## Short task
The listing below is to be output in its exact form.

------ The data ------

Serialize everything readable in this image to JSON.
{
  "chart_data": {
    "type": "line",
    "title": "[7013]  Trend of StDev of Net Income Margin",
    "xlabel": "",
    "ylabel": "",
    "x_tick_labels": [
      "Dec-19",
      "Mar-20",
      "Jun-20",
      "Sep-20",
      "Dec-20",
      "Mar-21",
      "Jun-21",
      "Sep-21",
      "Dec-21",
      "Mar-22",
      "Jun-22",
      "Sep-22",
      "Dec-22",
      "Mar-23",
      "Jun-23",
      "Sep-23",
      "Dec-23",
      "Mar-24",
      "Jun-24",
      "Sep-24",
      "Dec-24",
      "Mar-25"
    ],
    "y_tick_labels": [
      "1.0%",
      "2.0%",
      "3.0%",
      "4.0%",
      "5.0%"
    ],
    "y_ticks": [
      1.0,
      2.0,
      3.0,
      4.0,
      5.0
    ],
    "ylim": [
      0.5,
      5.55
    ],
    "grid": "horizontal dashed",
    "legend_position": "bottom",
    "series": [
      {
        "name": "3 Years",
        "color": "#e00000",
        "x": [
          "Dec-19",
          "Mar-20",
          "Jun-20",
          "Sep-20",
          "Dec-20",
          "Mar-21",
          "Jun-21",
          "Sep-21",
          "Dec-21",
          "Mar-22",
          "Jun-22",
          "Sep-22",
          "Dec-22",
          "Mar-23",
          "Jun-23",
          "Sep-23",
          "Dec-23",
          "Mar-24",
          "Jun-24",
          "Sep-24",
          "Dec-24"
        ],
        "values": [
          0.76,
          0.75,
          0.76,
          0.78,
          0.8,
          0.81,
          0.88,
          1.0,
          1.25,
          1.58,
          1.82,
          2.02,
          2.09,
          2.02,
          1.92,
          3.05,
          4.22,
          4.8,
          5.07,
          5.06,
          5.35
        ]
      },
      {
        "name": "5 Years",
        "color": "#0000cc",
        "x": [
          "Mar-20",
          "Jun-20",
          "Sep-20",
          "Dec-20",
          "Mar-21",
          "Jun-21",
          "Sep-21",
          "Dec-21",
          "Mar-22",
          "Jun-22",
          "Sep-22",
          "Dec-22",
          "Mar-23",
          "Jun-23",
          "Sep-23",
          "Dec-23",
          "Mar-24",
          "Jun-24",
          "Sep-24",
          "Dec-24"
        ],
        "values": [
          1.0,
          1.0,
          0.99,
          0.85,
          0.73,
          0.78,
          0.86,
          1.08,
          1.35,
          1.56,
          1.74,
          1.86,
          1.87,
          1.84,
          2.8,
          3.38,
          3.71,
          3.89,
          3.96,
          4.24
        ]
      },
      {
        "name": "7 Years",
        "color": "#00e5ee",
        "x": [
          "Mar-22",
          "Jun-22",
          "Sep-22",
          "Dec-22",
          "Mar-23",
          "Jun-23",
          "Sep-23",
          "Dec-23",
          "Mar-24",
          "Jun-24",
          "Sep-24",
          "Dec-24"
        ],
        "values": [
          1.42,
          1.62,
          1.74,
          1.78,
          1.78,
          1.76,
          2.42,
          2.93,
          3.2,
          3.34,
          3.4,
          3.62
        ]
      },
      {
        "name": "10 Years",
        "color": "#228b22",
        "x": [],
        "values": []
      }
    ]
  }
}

------

## Answer to the task
Serialize everything readable in this image to JSON.
{
  "chart_data": {
    "type": "line",
    "title": "[7013]  Trend of StDev of Net Income Margin",
    "xlabel": "",
    "ylabel": "",
    "x_tick_labels": [
      "Dec-19",
      "Mar-20",
      "Jun-20",
      "Sep-20",
      "Dec-20",
      "Mar-21",
      "Jun-21",
      "Sep-21",
      "Dec-21",
      "Mar-22",
      "Jun-22",
      "Sep-22",
      "Dec-22",
      "Mar-23",
      "Jun-23",
      "Sep-23",
      "Dec-23",
      "Mar-24",
      "Jun-24",
      "Sep-24",
      "Dec-24",
      "Mar-25"
    ],
    "y_tick_labels": [
      "1.0%",
      "2.0%",
      "3.0%",
      "4.0%",
      "5.0%"
    ],
    "y_ticks": [
      1.0,
      2.0,
      3.0,
      4.0,
      5.0
    ],
    "ylim": [
      0.5,
      5.55
    ],
    "grid": "horizontal dashed",
    "legend_position": "bottom",
    "series": [
      {
        "name": "3 Years",
        "color": "#e00000",
        "x": [
          "Dec-19",
          "Mar-20",
          "Jun-20",
          "Sep-20",
          "Dec-20",
          "Mar-21",
          "Jun-21",
          "Sep-21",
          "Dec-21",
          "Mar-22",
          "Jun-22",
          "Sep-22",
          "Dec-22",
          "Mar-23",
          "Jun-23",
          "Sep-23",
          "Dec-23",
          "Mar-24",
          "Jun-24",
          "Sep-24",
          "Dec-24"
        ],
        "values": [
          0.76,
          0.75,
          0.76,
          0.78,
          0.8,
          0.81,
          0.88,
          1.0,
          1.25,
          1.58,
          1.82,
          2.02,
          2.09,
          2.02,
          1.92,
          3.05,
          4.22,
          4.8,
          5.07,
          5.06,
          5.35
        ]
      },
      {
        "name": "5 Years",
        "color": "#0000cc",
        "x": [
          "Mar-20",
          "Jun-20",
          "Sep-20",
          "Dec-20",
          "Mar-21",
          "Jun-21",
          "Sep-21",
          "Dec-21",
          "Mar-22",
          "Jun-22",
          "Sep-22",
          "Dec-22",
          "Mar-23",
          "Jun-23",
          "Sep-23",
          "Dec-23",
          "Mar-24",
          "Jun-24",
          "Sep-24",
          "Dec-24"
        ],
        "values": [
          1.0,
          1.0,
          0.99,
          0.85,
          0.73,
          0.78,
          0.86,
          1.08,
          1.35,
          1.56,
          1.74,
          1.86,
          1.87,
          1.84,
          2.8,
          3.38,
          3.71,
          3.89,
          3.96,
          4.24
        ]
      },
      {
        "name": "7 Years",
        "color": "#00e5ee",
        "x": [
          "Mar-22",
          "Jun-22",
          "Sep-22",
          "Dec-22",
          "Mar-23",
          "Jun-23",
          "Sep-23",
          "Dec-23",
          "Mar-24",
          "Jun-24",
          "Sep-24",
          "Dec-24"
        ],
        "values": [
          1.42,
          1.62,
          1.74,
          1.78,
          1.78,
          1.76,
          2.42,
          2.93,
          3.2,
          3.34,
          3.4,
          3.62
        ]
      },
      {
        "name": "10 Years",
        "color": "#228b22",
        "x": [],
        "values": []
      }
    ]
  }
}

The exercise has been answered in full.